Problems to solve:
**a)** In the interior designer profile, why did Croatt give up her plan to cut hair?
**b)** List every business named in the interior designer profile where Croatt worked.
**c)** Extend the interior designer profile past its final sentence.

Quoted text:
ISEEK Job Highlight: Interior Designer
Andrea Langworthy
The Journey
Interior designer Jeanette Croatt believes we all have a vocation in life. Hers is helping people.
“That is the number one thing you [need] in this business,” says Croatt. “If you don’t like to help people, you won’t be successful.”
Initially, Croatt wanted to cut hair. She attended a two-year barber college but learned she is allergic to many hair products. Next, she chose the field of home decorating because, “I knew I loved to be creative.”
Croatt says her mother was creative, also.
“I was raised on a farm and we had no money but she could always make something out of nothing,” she recalls. “She was extraordinary at making things. If she wanted a window, she would make a hole in the wall and put in a window.”
Croatt says she is like her mother in that way.
“I have a vision of how something should look,” she says. “When I meet with people I say, ‘I see it.’ They ask, ‘How do you know how it will look?’ and I tell them I see it every step of the way.”
The Work
“A lot of facets to my career,” Croatt says, “have been building blocks. You just add more and more.”
Croatt got her start at Sears where she worked in the custom decorating center. “I spent six months of hard training learning about window treatments. I knew [Sears] had the best course on how to do window treatments.” For the two years she was with Sears, she also got experience working with customers.
“Then I worked for an independent designer,” says Croatt. “She had all the leads so I went here and there measuring windows.” It was during this time that Croatt got on-the-job training. She learned about flooring by watching and making mental notes. She also mastered the other side of window treatments, paying close attention to how they were installed, “because I wanted to know all about it.”
When she wanted to learn about furniture, Croatt took a job at the downtown St. Paul Dayton’s store where she continued her own design education, even learning how pieces were made.
She also learned the art of selling and how to read people, and especially, how to listen to customers.
“We talked about people’s personalities and how to cater to the buyer by giving the person a chance to talk to us,” Croatt remembers. “The person who taught us was so good.” Croatt stayed at Dayton’s for about a year but was happy to go when she got a new offer.
“I loved the education,” Croatt says, “but furniture was boring.”
Croatt next gained skills at a carpet store, where she enhanced her knowledge of flooring and then was able to integrate all of her experience when she received an offer from the owner of Abbey Decorating to set up a new store in Apple Valley, she jumped at it.
“They wanted to bring in more design, so I got certified as a wallpaper consultant and could sell wallpaper,” Croatt says. She says her focus changed while she was at Abbey.
“I started working with builders — from the shingles all the way down to the floors,” Croatt explains. “In one of the big boom years, I worked with 500 new homes: ordering, measuring, doing work orders and making sure it all got installed in the right room.”
After 16 years with Abbey, Croatt was hired by a builder who wanted a design gallery.
“I got to name it, design it, and work with all the vendors,” Croatt recalls. “I twisted their arms and learned to negotiate and ran the design gallery and managed a staff.”
Unfortunately, the building business slowed down – “People stopped walking through the door,” Croatt says - and her services weren’t needed. So she relied on the skills she’d learned at Abbey when she had worked with a builder on a $3 million project. “They needed help from construction to placing the last accessory in place.” That project gave her the experience she needed to do more start-to-finish work.
Croatt admits there is a downside to her business; especially, now that she is self-employed.

Collected material:
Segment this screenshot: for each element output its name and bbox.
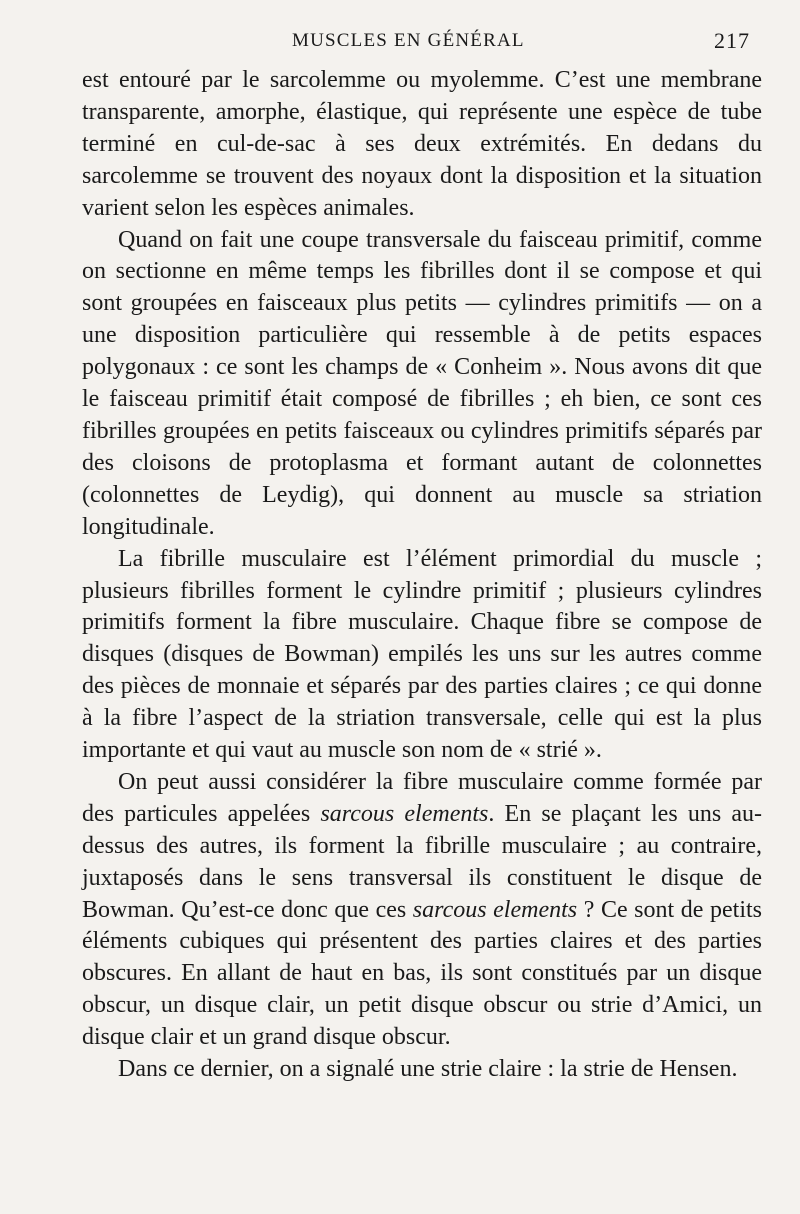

Outputs by task:
**a)** She learned she is allergic to many hair products.

**b)** Sears, Dayton's, Abbey Decorating

**c)**
“Every day, I am unemployed and I have to sell myself to prospective clients,” she explains. “You have to have a family that supports you … because there are no guarantees. I contract with someone and when that ends, I have to start over.”
In the early years, working for others, she had some unsettling situations when she called on clients in their homes. Many calls were at night and she didn’t know who she might find on the other side of the door. Today her business is all referral.
“The design field is not an easy job,” she says. “It is not a 9-5 job. If you work for somebody as a designer and have floor hours, it is never 9-5. You have to be able to work when people are available. I’ve worked 6 days a week from 9-6 and after that, doing all the background work, I kept working until near midnight.”
There is no typical day for a designer and no two days are alike. “I have my own window treatment business and my husband [who is retired] is the installer.”
Some days, the couple go on calls together. Other days, she drives north of the Twin Cities to check the progress on a project — a second home for a client, a farmhouse being built on his grandparent’s property – and go on shopping trips with the client to furnish the interior.
The Rewards
“Success is seeing that finished product,” says Croatt. “Having the client totally love it and still love you. The satisfaction of a job well done is so rewarding. It’s just seeing the client happy; not even the monetary part of it.”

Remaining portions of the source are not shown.